### Document extract
Accounting firm Ernst Young was sued over its work for Wirecard AG, just two days after Wirecard’s headquarters were raided as part of a market manipulation probe.
The German lawsuit alleges that EY failed to flag that 1 billion euros ($1.1 billion) in assets were improperly booked on the payment processor’s 2018 accounts, Wolfgang Schirp, a lawyer for private investors, said in a statement on Monday.
The suit adds to a list of criticism over EY’s work, which peaked Friday with a London judge slamming the firm for its treatment of a whistle-blower during a trial that ended earlier this year. In addition, EY is being investigated by U.K. regulators over its audit of NMC Health Plc, the hospital administrator that collapsed in April.
EY representatives declined to comment on the case, which opens another front in a growing battle over Wirecard’s accounting and trustworthiness. Munich prosecutors on Friday raided Wirecard’s offices in a market-manipulation probe prompted by German financial watchdog Bafin.
They are reviewing whether Wirecard gave “misleading signals” to the markets in March and April. Wirecard on March 12 and April 22 had issued market releases about a special report from another audit firm, KPMG, into its accounting and business practices.

### Dataset entries

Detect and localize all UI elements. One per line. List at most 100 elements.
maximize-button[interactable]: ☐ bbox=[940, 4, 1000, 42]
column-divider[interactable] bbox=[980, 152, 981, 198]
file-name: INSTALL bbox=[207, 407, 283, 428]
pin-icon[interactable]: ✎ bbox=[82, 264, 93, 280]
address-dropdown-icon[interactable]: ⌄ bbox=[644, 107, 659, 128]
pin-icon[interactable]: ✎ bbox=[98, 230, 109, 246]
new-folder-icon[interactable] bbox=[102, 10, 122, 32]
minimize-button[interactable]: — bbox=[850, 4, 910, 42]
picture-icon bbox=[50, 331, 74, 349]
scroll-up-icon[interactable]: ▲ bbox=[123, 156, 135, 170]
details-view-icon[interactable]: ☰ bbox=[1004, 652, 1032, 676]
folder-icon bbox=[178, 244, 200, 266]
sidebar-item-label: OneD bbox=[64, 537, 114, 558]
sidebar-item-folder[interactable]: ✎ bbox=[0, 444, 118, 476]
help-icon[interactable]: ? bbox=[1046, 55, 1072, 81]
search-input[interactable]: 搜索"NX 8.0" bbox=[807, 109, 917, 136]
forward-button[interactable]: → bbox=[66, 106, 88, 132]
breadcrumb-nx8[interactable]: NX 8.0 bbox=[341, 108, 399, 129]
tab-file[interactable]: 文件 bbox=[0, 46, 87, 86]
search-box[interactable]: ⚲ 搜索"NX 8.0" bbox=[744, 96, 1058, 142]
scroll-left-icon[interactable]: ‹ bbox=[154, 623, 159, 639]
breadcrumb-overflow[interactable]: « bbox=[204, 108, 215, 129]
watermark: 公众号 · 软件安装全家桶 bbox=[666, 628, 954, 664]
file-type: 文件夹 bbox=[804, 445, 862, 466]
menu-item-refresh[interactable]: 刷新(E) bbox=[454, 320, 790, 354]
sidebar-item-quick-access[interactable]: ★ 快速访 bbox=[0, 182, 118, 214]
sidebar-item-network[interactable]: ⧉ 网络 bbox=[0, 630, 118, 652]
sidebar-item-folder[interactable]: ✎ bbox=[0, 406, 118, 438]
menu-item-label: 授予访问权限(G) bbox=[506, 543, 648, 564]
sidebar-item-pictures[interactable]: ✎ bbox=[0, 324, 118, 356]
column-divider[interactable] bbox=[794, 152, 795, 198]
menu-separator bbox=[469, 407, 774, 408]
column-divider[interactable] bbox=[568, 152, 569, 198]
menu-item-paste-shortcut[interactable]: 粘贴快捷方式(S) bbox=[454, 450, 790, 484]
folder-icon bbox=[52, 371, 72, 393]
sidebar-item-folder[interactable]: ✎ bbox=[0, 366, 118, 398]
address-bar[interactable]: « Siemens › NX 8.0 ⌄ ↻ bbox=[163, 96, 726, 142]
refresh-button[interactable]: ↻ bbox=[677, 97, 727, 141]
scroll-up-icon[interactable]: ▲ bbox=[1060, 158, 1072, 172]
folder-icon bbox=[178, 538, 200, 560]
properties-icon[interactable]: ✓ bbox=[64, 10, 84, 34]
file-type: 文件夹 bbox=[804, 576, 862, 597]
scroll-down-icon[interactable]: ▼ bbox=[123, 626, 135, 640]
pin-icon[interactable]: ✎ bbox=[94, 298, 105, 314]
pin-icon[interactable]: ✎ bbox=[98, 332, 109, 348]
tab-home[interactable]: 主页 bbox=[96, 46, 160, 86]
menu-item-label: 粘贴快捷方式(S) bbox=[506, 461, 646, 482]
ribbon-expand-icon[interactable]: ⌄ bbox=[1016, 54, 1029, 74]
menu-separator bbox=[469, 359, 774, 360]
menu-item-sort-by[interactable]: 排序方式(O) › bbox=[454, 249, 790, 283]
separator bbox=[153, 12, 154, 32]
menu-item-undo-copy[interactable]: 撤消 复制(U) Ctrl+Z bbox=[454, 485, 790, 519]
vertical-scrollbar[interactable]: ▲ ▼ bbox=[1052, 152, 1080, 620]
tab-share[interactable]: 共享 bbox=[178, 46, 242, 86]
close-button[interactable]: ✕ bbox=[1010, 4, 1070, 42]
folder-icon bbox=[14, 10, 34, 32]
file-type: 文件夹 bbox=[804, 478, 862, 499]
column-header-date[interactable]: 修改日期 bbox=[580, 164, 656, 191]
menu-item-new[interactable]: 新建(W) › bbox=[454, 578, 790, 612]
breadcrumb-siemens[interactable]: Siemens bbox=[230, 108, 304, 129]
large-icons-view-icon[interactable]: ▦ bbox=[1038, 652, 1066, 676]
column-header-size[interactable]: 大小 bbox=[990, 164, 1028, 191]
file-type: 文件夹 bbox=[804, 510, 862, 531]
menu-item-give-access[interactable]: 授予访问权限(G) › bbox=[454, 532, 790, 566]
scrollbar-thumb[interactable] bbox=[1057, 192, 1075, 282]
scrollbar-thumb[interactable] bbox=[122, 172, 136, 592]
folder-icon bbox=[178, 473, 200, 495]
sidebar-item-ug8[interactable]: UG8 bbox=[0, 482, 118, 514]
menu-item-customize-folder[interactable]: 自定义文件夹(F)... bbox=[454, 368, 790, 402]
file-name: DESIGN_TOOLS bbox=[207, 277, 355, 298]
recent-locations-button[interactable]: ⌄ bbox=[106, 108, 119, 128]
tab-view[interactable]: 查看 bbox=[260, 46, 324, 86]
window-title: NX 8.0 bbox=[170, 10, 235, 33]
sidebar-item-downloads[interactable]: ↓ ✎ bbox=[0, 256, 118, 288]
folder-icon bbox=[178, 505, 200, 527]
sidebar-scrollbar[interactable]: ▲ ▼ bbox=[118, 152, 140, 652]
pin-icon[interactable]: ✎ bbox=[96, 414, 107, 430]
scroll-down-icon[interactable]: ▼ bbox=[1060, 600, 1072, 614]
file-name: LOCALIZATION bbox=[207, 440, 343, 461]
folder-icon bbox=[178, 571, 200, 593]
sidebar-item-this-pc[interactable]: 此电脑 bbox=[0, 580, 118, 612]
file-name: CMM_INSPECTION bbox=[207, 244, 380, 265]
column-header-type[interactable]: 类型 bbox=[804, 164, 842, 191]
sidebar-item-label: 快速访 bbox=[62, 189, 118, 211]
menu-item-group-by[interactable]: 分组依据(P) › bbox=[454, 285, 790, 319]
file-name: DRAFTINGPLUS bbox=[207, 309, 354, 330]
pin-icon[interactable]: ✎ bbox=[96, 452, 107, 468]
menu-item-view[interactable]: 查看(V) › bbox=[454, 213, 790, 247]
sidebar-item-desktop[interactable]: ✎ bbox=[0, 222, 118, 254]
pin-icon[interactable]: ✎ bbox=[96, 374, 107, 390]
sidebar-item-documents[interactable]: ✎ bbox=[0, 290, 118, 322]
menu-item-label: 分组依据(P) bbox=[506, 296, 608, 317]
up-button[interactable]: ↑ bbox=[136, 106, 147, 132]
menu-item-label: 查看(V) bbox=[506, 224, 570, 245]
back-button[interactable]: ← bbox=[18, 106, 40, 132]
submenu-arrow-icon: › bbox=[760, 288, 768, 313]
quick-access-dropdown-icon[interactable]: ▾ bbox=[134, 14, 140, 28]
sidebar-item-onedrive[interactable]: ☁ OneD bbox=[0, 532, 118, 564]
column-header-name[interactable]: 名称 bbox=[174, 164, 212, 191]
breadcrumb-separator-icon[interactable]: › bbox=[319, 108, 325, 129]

### Check your understanding
1/ Reproduce a passage from the text on the Wirecard lawsuit against EY without any changes, beginning at the words that have "The suit adds" and stopping after "collapsed in April.".
2/ Write the next part of the text on the Wirecard lawsuit against EY, starting after its last sentence.
The records are drawn from a separate source.

### Exercise answers
1/
The suit adds to a list of criticism over EY’s work, which peaked Friday with a London judge slamming the firm for its treatment of a whistle-blower during a trial that ended earlier this year. In addition, EY is being investigated by U.K. regulators over its audit of NMC Health Plc, the hospital administrator that collapsed in April.

2/
EY and KPMG belong to the so-called Big Four accountants, which all have been beset by criticism in the U.K. Several instances of firms’ failure to flag the struggles of companies prior to bankruptcies have brought calls to break up their audit and consulting units.
Wirecard, based in the town of Aschheim near Munich, has been battling allegations for more than a year after the Financial Times published a series of articles on accounting-fraud allegations at company units in Singapore and other Asian countries. In October, the FT reported that payments processed by a Dubai-based partner company in 2016 and 2017 may not have taken place.
Wirecard subsequently hired KPMG to look into the matter. In its April 22 releases, the fintech company said KPMG’s findings at the time hadn’t supported the fraud allegations.
But when it finally disclosed the KPMG report on April 28, it had to reveal that the auditor didn’t have all the necessary data from third parties to fully review the issue, prompting the stock to slump as much as 28 percent.